> SHORT TASK: Answer with one number: the count of lines in the listing below that hold the word "Launch".

> DATA SUPPLIED:
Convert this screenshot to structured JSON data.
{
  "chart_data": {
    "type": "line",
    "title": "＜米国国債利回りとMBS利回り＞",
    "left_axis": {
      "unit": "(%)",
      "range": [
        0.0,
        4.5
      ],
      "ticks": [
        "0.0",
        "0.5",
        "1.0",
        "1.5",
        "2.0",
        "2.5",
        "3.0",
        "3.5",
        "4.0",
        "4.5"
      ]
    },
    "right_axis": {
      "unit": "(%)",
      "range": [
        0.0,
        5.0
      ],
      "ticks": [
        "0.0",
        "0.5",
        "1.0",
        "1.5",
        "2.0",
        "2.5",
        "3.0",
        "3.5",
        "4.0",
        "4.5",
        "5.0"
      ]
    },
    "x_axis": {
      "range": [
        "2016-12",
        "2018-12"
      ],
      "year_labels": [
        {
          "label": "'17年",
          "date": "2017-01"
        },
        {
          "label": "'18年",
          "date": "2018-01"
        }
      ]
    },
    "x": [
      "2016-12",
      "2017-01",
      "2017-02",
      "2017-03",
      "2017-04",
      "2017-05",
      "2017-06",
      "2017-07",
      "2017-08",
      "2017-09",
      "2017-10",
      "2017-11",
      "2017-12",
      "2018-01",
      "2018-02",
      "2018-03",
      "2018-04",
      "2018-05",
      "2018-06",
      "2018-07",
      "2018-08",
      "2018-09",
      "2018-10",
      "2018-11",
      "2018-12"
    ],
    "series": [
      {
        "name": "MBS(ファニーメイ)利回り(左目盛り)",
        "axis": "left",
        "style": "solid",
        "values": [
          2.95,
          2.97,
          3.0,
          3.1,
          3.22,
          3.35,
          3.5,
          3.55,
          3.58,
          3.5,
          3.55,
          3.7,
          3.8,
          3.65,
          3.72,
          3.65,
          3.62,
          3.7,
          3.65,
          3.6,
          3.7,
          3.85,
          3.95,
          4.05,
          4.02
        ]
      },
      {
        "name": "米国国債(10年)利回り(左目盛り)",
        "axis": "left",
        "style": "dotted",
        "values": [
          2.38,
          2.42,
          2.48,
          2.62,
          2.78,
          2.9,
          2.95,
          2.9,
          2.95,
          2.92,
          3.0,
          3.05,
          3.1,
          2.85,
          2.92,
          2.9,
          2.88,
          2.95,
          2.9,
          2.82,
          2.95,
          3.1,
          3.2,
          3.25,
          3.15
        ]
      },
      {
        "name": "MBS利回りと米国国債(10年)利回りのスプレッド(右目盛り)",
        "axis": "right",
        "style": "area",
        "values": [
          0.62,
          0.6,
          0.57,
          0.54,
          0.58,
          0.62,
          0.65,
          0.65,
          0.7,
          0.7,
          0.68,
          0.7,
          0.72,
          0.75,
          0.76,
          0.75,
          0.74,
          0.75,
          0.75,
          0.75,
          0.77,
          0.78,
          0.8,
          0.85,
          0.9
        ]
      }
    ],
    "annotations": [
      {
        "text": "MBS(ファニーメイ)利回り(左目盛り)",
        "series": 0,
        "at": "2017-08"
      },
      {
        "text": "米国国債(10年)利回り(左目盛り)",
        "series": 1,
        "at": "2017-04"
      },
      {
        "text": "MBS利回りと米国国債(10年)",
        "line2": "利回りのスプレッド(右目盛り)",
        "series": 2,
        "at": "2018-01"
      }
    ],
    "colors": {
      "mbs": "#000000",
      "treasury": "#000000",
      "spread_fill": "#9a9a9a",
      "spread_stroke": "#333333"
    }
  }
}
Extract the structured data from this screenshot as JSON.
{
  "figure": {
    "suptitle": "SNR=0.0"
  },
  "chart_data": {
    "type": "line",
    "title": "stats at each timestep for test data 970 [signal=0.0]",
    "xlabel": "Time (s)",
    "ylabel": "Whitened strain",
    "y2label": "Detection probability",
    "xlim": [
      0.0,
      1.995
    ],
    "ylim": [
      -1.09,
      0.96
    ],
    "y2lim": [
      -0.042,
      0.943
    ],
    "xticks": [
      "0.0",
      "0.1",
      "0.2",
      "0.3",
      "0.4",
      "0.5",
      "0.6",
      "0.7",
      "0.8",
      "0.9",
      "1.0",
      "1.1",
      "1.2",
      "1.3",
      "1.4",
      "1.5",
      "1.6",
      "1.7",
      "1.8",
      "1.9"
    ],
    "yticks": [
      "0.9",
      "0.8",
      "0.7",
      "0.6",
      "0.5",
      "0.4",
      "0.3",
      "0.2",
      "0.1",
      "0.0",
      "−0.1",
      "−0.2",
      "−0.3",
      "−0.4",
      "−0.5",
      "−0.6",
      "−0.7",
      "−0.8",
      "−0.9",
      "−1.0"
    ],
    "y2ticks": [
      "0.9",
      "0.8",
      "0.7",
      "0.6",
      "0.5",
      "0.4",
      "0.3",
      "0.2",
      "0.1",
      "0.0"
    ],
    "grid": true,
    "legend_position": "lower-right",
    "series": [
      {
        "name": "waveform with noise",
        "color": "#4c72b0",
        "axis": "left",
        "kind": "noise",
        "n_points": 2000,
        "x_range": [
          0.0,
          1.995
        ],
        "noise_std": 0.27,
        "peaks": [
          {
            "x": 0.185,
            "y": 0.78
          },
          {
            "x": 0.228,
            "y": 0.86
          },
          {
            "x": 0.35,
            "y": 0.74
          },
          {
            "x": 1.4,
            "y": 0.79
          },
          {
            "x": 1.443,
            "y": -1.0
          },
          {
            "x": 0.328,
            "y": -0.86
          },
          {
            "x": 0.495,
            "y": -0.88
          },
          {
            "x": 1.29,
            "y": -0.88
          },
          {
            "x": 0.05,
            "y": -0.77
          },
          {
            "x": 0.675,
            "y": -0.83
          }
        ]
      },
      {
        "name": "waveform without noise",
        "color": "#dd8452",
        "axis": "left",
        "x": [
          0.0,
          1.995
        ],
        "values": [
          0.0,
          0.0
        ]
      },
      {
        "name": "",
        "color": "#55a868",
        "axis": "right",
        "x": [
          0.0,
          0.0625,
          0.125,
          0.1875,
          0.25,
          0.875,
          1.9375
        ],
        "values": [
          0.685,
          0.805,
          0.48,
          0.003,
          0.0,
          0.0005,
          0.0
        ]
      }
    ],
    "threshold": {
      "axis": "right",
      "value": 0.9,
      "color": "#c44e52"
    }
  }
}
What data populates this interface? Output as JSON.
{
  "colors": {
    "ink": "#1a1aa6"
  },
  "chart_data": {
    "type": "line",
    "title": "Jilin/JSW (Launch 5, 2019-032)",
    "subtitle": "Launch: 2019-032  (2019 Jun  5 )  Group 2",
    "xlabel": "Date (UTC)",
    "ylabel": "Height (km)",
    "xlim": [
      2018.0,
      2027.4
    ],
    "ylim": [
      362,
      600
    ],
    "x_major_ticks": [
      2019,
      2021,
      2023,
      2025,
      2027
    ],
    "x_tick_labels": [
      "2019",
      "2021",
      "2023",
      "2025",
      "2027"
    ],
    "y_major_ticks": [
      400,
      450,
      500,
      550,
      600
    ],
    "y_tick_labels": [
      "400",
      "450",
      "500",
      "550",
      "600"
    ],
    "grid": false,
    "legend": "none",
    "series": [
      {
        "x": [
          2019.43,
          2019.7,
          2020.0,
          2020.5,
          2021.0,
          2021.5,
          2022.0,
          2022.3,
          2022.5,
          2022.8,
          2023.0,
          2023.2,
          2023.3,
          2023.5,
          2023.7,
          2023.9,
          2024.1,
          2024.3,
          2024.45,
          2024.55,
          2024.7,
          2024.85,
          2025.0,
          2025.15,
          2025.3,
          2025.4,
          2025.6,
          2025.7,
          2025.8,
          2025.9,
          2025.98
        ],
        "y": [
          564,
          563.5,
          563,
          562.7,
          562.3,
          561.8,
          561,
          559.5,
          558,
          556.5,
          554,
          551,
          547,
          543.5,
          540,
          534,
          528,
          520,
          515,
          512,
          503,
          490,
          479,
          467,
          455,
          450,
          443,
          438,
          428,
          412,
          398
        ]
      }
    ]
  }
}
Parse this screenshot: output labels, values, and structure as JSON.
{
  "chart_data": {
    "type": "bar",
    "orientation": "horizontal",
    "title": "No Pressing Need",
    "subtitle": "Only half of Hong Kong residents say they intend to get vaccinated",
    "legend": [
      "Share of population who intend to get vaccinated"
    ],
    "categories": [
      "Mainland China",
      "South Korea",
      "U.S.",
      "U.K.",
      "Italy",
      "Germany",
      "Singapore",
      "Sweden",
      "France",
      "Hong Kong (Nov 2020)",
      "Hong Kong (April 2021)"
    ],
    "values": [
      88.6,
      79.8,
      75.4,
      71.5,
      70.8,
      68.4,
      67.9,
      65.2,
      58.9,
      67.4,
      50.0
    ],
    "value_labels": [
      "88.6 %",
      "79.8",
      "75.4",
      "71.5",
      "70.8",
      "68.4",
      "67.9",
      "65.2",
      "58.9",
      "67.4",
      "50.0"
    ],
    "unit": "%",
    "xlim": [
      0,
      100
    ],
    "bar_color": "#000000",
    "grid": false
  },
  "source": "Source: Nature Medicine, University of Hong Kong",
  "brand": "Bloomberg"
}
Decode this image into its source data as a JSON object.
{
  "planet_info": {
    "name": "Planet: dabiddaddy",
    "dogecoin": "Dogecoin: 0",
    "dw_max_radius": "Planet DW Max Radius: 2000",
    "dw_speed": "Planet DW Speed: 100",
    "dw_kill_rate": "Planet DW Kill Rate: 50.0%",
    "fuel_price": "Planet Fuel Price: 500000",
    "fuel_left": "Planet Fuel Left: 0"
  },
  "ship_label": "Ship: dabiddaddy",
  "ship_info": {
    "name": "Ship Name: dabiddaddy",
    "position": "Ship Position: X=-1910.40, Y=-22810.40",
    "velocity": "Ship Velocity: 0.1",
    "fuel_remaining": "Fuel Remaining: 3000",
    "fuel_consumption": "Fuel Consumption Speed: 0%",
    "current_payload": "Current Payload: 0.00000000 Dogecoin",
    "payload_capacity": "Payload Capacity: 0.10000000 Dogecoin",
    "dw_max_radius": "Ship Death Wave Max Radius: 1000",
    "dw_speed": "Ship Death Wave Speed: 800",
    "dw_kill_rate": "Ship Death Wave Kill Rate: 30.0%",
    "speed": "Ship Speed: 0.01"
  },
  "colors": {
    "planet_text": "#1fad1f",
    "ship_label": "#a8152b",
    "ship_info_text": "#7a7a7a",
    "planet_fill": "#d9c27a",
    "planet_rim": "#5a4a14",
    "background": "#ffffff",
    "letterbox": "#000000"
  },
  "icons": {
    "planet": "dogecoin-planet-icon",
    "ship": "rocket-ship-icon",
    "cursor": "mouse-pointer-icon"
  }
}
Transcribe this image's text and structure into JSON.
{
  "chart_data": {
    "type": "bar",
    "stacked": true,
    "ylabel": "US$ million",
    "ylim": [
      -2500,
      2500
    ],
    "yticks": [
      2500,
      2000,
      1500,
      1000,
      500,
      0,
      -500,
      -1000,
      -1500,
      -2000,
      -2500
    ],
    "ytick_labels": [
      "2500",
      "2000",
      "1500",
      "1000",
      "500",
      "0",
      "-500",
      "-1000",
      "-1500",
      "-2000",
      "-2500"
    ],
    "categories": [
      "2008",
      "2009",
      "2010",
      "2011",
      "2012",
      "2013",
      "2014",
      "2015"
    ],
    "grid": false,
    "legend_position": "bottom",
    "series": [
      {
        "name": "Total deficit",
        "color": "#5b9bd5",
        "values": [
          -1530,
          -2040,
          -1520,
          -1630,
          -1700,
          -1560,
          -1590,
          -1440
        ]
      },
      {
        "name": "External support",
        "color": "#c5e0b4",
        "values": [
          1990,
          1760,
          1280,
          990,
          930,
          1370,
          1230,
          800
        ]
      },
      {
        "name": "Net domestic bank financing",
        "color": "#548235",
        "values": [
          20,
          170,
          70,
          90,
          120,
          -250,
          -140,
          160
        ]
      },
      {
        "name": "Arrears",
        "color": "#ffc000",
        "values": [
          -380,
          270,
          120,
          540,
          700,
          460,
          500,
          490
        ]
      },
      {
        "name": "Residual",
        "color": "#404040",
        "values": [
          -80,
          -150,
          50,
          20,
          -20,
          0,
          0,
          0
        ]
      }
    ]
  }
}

> RESULT: 2